Items listed in a dataset:
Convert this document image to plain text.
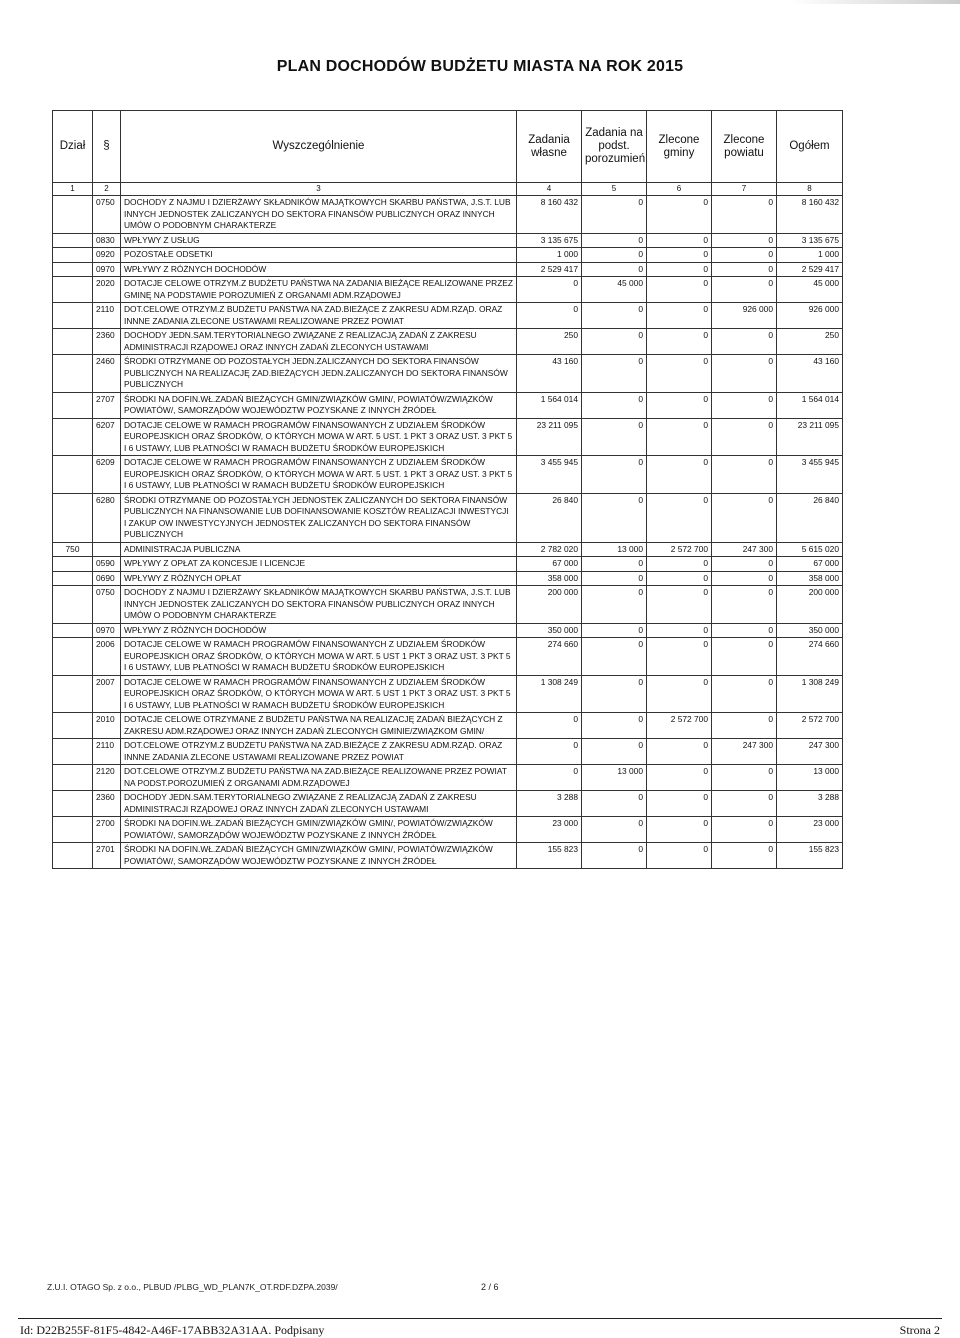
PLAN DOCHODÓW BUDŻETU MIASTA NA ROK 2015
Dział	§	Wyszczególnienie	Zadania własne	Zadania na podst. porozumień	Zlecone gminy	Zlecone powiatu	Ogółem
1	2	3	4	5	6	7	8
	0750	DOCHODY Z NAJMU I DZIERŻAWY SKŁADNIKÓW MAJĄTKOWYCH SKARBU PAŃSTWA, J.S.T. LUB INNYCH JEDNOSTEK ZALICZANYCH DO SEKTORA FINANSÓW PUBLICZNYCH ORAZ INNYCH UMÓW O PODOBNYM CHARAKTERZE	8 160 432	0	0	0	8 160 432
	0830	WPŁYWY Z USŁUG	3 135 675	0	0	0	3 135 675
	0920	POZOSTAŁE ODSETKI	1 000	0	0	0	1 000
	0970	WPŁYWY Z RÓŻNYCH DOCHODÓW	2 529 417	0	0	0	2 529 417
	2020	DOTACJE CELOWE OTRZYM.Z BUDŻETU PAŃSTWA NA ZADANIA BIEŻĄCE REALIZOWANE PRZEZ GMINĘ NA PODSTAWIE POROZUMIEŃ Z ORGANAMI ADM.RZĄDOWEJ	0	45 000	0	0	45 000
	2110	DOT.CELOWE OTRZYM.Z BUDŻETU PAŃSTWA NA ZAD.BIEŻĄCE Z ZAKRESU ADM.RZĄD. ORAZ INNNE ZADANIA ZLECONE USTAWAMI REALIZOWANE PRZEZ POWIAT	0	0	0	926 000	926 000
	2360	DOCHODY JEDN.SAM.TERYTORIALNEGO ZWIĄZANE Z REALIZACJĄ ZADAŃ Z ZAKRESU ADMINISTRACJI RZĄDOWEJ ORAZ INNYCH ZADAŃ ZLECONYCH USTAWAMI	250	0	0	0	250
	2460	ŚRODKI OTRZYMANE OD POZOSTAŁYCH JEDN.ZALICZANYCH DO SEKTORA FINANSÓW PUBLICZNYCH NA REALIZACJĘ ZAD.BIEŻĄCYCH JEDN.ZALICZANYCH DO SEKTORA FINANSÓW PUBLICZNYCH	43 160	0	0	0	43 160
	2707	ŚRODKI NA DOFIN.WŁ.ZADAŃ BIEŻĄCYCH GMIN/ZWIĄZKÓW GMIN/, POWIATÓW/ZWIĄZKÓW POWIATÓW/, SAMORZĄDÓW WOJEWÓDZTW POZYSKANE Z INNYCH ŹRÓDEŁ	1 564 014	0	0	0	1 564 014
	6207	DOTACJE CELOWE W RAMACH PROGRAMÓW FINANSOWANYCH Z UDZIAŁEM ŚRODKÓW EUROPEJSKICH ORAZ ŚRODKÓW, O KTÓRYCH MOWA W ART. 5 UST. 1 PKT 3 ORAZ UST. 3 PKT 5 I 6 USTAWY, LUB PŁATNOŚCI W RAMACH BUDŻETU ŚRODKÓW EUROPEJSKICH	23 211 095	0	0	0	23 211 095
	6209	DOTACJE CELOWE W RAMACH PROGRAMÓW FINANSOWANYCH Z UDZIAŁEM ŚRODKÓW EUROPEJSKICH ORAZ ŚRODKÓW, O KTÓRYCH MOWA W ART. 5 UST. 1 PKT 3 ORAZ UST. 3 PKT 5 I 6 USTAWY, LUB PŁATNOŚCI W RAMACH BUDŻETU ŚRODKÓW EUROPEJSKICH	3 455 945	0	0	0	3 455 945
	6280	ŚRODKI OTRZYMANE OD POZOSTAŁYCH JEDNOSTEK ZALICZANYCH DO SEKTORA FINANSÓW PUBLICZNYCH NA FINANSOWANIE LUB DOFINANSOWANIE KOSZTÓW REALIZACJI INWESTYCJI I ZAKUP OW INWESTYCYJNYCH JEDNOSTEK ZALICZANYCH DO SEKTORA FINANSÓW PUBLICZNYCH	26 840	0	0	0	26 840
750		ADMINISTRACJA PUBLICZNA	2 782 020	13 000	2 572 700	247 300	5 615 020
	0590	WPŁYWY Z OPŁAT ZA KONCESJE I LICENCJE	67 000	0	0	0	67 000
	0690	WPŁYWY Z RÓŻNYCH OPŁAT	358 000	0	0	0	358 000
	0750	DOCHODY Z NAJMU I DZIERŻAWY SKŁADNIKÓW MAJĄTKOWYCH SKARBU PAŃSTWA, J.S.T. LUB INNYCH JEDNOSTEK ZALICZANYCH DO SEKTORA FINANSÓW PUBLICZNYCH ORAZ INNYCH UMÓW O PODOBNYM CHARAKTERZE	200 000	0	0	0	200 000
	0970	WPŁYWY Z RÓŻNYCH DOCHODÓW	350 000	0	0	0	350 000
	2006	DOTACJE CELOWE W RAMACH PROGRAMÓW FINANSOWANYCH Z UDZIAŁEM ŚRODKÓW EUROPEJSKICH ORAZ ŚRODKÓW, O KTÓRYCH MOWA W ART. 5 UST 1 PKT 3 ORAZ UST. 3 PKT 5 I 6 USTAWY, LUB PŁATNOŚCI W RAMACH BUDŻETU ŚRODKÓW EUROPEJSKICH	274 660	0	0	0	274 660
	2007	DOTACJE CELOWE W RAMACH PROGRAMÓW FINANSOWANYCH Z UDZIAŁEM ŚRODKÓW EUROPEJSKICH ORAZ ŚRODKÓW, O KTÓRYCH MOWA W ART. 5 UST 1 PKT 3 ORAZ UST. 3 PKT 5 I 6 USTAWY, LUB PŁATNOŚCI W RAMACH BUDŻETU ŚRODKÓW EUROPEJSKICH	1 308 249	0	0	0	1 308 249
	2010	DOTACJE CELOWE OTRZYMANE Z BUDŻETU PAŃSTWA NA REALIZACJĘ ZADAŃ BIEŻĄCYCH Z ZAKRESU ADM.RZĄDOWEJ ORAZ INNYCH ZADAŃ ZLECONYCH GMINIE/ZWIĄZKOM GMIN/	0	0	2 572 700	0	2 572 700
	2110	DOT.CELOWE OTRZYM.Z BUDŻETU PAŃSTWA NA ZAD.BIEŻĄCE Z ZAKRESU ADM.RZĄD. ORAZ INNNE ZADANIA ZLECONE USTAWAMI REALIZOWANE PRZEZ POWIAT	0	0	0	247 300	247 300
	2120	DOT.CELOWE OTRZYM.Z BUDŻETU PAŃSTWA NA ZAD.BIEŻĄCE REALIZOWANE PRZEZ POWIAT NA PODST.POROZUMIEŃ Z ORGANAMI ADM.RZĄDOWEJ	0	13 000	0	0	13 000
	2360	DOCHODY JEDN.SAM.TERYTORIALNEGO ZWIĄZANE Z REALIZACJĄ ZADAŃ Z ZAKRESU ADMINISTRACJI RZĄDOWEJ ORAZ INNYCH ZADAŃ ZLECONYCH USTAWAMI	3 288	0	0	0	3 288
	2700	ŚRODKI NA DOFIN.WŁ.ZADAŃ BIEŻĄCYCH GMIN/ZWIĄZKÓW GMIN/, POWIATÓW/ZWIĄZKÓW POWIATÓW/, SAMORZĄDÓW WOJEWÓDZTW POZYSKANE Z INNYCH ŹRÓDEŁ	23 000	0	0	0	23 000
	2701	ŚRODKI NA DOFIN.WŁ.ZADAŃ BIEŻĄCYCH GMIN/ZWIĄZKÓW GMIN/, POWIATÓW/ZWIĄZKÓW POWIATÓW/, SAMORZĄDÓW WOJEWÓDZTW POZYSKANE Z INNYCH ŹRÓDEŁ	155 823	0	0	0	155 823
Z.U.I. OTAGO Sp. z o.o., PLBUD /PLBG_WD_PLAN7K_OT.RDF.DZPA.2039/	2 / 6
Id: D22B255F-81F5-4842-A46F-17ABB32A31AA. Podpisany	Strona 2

--

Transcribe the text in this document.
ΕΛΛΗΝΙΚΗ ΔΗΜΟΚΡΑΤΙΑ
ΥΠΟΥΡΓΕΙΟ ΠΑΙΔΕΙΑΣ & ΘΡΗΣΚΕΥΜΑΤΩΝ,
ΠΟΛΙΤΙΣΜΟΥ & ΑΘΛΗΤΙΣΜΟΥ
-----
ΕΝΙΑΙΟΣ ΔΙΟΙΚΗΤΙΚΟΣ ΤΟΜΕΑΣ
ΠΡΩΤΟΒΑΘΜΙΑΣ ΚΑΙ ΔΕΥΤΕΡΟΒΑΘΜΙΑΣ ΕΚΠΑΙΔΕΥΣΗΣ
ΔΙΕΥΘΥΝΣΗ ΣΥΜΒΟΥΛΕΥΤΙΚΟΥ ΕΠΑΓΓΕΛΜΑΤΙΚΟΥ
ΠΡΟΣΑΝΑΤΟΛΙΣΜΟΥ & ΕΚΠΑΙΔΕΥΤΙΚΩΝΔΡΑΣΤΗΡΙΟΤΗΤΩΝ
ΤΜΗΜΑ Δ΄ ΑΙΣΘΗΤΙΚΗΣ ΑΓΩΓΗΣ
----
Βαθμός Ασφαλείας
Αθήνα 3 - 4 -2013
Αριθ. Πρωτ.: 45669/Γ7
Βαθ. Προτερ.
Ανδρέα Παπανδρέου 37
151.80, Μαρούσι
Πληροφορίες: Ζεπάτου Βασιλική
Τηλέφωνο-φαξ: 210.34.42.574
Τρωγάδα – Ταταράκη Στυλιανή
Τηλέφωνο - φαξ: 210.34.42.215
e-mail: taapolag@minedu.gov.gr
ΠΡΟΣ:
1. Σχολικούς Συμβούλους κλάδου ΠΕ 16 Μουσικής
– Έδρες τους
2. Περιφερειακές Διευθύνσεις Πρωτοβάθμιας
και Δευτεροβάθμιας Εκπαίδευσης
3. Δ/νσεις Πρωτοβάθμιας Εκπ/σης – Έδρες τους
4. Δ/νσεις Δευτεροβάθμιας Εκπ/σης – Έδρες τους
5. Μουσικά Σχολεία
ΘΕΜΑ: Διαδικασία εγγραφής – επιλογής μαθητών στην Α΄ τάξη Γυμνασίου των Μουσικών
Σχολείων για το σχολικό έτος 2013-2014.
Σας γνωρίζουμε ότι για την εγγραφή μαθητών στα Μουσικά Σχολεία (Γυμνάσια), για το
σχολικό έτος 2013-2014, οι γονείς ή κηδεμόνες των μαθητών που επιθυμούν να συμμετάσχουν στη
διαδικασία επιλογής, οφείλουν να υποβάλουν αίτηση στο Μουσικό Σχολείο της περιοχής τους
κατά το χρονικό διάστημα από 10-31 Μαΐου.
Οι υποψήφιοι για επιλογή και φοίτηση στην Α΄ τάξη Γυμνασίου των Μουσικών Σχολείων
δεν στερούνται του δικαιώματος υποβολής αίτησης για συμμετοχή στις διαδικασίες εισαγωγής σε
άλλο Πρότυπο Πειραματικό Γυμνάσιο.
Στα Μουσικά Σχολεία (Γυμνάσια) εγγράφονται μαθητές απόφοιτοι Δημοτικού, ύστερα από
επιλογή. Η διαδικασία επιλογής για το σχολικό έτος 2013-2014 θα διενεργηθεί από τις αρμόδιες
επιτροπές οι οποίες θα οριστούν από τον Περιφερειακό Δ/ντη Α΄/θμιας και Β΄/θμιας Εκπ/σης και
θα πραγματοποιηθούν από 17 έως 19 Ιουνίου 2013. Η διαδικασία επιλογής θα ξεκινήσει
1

## Directions
From the entries above, copy every line containing the word "POZOSTAŁYCH".

## Finished task
	2460	ŚRODKI OTRZYMANE OD POZOSTAŁYCH JEDN.ZALICZANYCH DO SEKTORA FINANSÓW PUBLICZNYCH NA REALIZACJĘ ZAD.BIEŻĄCYCH JEDN.ZALICZANYCH DO SEKTORA FINANSÓW PUBLICZNYCH	43 160	0	0	0	43 160
	6280	ŚRODKI OTRZYMANE OD POZOSTAŁYCH JEDNOSTEK ZALICZANYCH DO SEKTORA FINANSÓW PUBLICZNYCH NA FINANSOWANIE LUB DOFINANSOWANIE KOSZTÓW REALIZACJI INWESTYCJI I ZAKUP OW INWESTYCYJNYCH JEDNOSTEK ZALICZANYCH DO SEKTORA FINANSÓW PUBLICZNYCH	26 840	0	0	0	26 840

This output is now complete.